Write each line out again exactly as written.
### ENTRIES SUPPLIED
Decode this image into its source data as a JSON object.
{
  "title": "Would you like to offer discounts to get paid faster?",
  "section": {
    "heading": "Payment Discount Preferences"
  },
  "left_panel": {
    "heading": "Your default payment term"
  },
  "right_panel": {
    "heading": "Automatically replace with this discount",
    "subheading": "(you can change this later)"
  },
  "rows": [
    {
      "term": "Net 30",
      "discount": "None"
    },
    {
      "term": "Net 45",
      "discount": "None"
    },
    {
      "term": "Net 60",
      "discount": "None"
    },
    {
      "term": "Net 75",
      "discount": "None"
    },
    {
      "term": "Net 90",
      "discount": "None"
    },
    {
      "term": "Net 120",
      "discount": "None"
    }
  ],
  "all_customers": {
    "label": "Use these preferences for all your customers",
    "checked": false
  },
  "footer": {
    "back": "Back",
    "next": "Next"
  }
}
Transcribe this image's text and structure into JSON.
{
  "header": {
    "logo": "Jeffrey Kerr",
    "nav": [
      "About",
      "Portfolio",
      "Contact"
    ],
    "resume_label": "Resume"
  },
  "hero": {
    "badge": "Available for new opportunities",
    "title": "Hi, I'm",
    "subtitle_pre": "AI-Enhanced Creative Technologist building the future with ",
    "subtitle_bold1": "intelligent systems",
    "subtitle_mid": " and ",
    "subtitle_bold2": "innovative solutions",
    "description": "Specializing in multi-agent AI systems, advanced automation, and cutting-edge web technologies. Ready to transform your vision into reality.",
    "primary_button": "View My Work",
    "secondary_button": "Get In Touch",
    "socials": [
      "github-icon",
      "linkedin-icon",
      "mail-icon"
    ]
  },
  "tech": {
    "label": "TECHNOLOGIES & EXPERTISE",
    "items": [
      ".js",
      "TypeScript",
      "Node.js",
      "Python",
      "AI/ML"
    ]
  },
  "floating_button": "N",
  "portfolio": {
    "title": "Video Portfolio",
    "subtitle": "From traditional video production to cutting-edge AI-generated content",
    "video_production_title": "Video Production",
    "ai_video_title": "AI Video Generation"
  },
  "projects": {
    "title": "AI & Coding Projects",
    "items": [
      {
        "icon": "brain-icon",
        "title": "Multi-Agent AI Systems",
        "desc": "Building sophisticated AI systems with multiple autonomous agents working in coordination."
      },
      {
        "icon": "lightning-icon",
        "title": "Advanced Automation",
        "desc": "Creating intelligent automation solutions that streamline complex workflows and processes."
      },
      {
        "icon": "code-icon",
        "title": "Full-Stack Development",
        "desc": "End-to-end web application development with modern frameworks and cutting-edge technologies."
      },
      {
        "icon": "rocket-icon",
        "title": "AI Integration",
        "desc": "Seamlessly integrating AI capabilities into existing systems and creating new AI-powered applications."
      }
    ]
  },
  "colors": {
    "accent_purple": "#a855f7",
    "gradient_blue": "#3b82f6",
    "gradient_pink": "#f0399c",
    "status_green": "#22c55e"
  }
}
######
■ WORKED ANSWER:
Decode this image into its source data as a JSON object.
{
  "title": "Would you like to offer discounts to get paid faster?",
  "section": {
    "heading": "Payment Discount Preferences"
  },
  "left_panel": {
    "heading": "Your default payment term"
  },
  "right_panel": {
    "heading": "Automatically replace with this discount",
    "subheading": "(you can change this later)"
  },
  "rows": [
    {
      "term": "Net 30",
      "discount": "None"
    },
    {
      "term": "Net 45",
      "discount": "None"
    },
    {
      "term": "Net 60",
      "discount": "None"
    },
    {
      "term": "Net 75",
      "discount": "None"
    },
    {
      "term": "Net 90",
      "discount": "None"
    },
    {
      "term": "Net 120",
      "discount": "None"
    }
  ],
  "all_customers": {
    "label": "Use these preferences for all your customers",
    "checked": false
  },
  "footer": {
    "back": "Back",
    "next": "Next"
  }
}
Transcribe this image's text and structure into JSON.
{
  "header": {
    "logo": "Jeffrey Kerr",
    "nav": [
      "About",
      "Portfolio",
      "Contact"
    ],
    "resume_label": "Resume"
  },
  "hero": {
    "badge": "Available for new opportunities",
    "title": "Hi, I'm",
    "subtitle_pre": "AI-Enhanced Creative Technologist building the future with ",
    "subtitle_bold1": "intelligent systems",
    "subtitle_mid": " and ",
    "subtitle_bold2": "innovative solutions",
    "description": "Specializing in multi-agent AI systems, advanced automation, and cutting-edge web technologies. Ready to transform your vision into reality.",
    "primary_button": "View My Work",
    "secondary_button": "Get In Touch",
    "socials": [
      "github-icon",
      "linkedin-icon",
      "mail-icon"
    ]
  },
  "tech": {
    "label": "TECHNOLOGIES & EXPERTISE",
    "items": [
      ".js",
      "TypeScript",
      "Node.js",
      "Python",
      "AI/ML"
    ]
  },
  "floating_button": "N",
  "portfolio": {
    "title": "Video Portfolio",
    "subtitle": "From traditional video production to cutting-edge AI-generated content",
    "video_production_title": "Video Production",
    "ai_video_title": "AI Video Generation"
  },
  "projects": {
    "title": "AI & Coding Projects",
    "items": [
      {
        "icon": "brain-icon",
        "title": "Multi-Agent AI Systems",
        "desc": "Building sophisticated AI systems with multiple autonomous agents working in coordination."
      },
      {
        "icon": "lightning-icon",
        "title": "Advanced Automation",
        "desc": "Creating intelligent automation solutions that streamline complex workflows and processes."
      },
      {
        "icon": "code-icon",
        "title": "Full-Stack Development",
        "desc": "End-to-end web application development with modern frameworks and cutting-edge technologies."
      },
      {
        "icon": "rocket-icon",
        "title": "AI Integration",
        "desc": "Seamlessly integrating AI capabilities into existing systems and creating new AI-powered applications."
      }
    ]
  },
  "colors": {
    "accent_purple": "#a855f7",
    "gradient_blue": "#3b82f6",
    "gradient_pink": "#f0399c",
    "status_green": "#22c55e"
  }
}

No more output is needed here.